◆ **WHAT YOU ARE ASKED TO DO**
Word for word, give the data again without its pictures.

◆ **EXERCISE INPUT**
::::::

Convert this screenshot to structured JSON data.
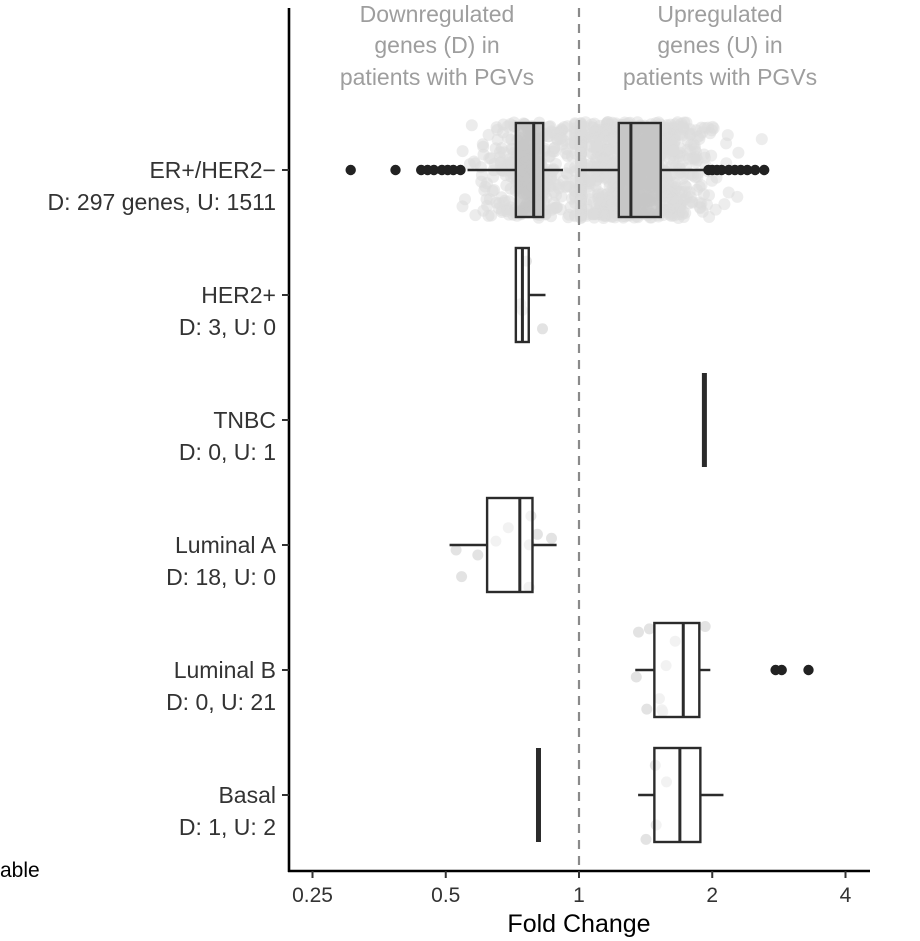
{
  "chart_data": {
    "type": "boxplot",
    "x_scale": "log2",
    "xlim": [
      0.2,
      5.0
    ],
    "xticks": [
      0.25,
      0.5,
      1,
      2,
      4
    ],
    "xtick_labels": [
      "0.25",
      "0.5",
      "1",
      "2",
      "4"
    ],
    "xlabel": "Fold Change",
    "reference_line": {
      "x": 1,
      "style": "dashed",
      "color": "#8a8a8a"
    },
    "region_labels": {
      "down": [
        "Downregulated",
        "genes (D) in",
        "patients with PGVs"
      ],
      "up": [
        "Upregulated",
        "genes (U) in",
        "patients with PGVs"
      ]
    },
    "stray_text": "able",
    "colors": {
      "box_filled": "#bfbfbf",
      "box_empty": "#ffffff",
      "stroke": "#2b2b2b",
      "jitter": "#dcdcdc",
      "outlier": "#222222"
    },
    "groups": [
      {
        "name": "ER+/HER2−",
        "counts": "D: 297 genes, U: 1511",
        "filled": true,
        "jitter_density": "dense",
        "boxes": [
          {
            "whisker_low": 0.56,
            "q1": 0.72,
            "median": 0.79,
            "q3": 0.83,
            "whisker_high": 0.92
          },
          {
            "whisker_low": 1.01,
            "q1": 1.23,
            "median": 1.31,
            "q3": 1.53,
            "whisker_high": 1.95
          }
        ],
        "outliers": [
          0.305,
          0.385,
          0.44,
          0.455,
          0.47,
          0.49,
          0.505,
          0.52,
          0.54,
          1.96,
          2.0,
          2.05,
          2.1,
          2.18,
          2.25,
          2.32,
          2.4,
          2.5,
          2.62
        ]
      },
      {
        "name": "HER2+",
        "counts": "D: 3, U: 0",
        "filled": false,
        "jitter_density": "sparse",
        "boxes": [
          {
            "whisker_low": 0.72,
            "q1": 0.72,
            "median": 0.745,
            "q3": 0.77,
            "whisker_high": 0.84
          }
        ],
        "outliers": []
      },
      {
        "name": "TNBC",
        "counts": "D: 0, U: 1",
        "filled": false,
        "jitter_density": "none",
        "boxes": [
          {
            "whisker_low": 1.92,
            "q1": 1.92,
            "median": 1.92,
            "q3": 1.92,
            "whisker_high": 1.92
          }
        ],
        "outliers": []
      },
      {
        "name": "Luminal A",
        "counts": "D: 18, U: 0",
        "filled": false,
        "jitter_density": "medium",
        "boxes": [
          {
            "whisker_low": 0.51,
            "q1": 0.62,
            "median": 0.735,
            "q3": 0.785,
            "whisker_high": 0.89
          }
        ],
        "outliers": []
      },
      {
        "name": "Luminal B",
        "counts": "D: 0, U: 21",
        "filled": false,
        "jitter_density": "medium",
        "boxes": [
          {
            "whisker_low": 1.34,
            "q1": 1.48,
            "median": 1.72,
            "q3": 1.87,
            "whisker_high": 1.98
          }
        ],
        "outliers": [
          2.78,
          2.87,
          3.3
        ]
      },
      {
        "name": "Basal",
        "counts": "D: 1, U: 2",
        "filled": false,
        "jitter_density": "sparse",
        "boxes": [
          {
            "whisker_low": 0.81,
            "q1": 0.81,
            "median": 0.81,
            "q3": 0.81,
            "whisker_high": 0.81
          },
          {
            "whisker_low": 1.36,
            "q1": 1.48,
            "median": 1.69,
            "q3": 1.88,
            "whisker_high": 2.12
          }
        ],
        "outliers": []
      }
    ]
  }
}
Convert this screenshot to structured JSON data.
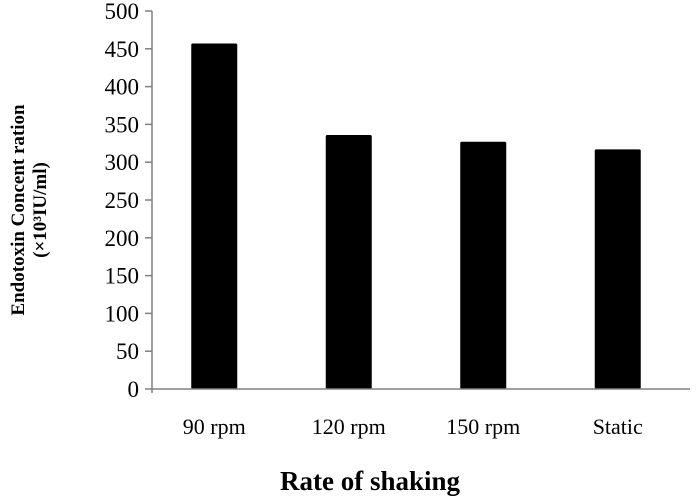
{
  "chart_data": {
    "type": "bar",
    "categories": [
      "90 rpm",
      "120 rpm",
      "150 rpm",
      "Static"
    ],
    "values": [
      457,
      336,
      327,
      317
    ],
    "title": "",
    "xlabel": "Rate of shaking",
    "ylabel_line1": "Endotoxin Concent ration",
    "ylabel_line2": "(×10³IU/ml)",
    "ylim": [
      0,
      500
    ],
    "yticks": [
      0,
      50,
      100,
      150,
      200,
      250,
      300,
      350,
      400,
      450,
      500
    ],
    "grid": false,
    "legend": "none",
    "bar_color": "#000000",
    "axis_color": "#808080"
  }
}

::::::

◆ **SOLUTION FOR THIS TASK**
Convert this screenshot to structured JSON data.
{
  "chart_data": {
    "type": "boxplot",
    "x_scale": "log2",
    "xlim": [
      0.2,
      5.0
    ],
    "xticks": [
      0.25,
      0.5,
      1,
      2,
      4
    ],
    "xtick_labels": [
      "0.25",
      "0.5",
      "1",
      "2",
      "4"
    ],
    "xlabel": "Fold Change",
    "reference_line": {
      "x": 1,
      "style": "dashed",
      "color": "#8a8a8a"
    },
    "region_labels": {
      "down": [
        "Downregulated",
        "genes (D) in",
        "patients with PGVs"
      ],
      "up": [
        "Upregulated",
        "genes (U) in",
        "patients with PGVs"
      ]
    },
    "stray_text": "able",
    "colors": {
      "box_filled": "#bfbfbf",
      "box_empty": "#ffffff",
      "stroke": "#2b2b2b",
      "jitter": "#dcdcdc",
      "outlier": "#222222"
    },
    "groups": [
      {
        "name": "ER+/HER2−",
        "counts": "D: 297 genes, U: 1511",
        "filled": true,
        "jitter_density": "dense",
        "boxes": [
          {
            "whisker_low": 0.56,
            "q1": 0.72,
            "median": 0.79,
            "q3": 0.83,
            "whisker_high": 0.92
          },
          {
            "whisker_low": 1.01,
            "q1": 1.23,
            "median": 1.31,
            "q3": 1.53,
            "whisker_high": 1.95
          }
        ],
        "outliers": [
          0.305,
          0.385,
          0.44,
          0.455,
          0.47,
          0.49,
          0.505,
          0.52,
          0.54,
          1.96,
          2.0,
          2.05,
          2.1,
          2.18,
          2.25,
          2.32,
          2.4,
          2.5,
          2.62
        ]
      },
      {
        "name": "HER2+",
        "counts": "D: 3, U: 0",
        "filled": false,
        "jitter_density": "sparse",
        "boxes": [
          {
            "whisker_low": 0.72,
            "q1": 0.72,
            "median": 0.745,
            "q3": 0.77,
            "whisker_high": 0.84
          }
        ],
        "outliers": []
      },
      {
        "name": "TNBC",
        "counts": "D: 0, U: 1",
        "filled": false,
        "jitter_density": "none",
        "boxes": [
          {
            "whisker_low": 1.92,
            "q1": 1.92,
            "median": 1.92,
            "q3": 1.92,
            "whisker_high": 1.92
          }
        ],
        "outliers": []
      },
      {
        "name": "Luminal A",
        "counts": "D: 18, U: 0",
        "filled": false,
        "jitter_density": "medium",
        "boxes": [
          {
            "whisker_low": 0.51,
            "q1": 0.62,
            "median": 0.735,
            "q3": 0.785,
            "whisker_high": 0.89
          }
        ],
        "outliers": []
      },
      {
        "name": "Luminal B",
        "counts": "D: 0, U: 21",
        "filled": false,
        "jitter_density": "medium",
        "boxes": [
          {
            "whisker_low": 1.34,
            "q1": 1.48,
            "median": 1.72,
            "q3": 1.87,
            "whisker_high": 1.98
          }
        ],
        "outliers": [
          2.78,
          2.87,
          3.3
        ]
      },
      {
        "name": "Basal",
        "counts": "D: 1, U: 2",
        "filled": false,
        "jitter_density": "sparse",
        "boxes": [
          {
            "whisker_low": 0.81,
            "q1": 0.81,
            "median": 0.81,
            "q3": 0.81,
            "whisker_high": 0.81
          },
          {
            "whisker_low": 1.36,
            "q1": 1.48,
            "median": 1.69,
            "q3": 1.88,
            "whisker_high": 2.12
          }
        ],
        "outliers": []
      }
    ]
  }
}
Convert this screenshot to structured JSON data.
{
  "chart_data": {
    "type": "bar",
    "categories": [
      "90 rpm",
      "120 rpm",
      "150 rpm",
      "Static"
    ],
    "values": [
      457,
      336,
      327,
      317
    ],
    "title": "",
    "xlabel": "Rate of shaking",
    "ylabel_line1": "Endotoxin Concent ration",
    "ylabel_line2": "(×10³IU/ml)",
    "ylim": [
      0,
      500
    ],
    "yticks": [
      0,
      50,
      100,
      150,
      200,
      250,
      300,
      350,
      400,
      450,
      500
    ],
    "grid": false,
    "legend": "none",
    "bar_color": "#000000",
    "axis_color": "#808080"
  }
}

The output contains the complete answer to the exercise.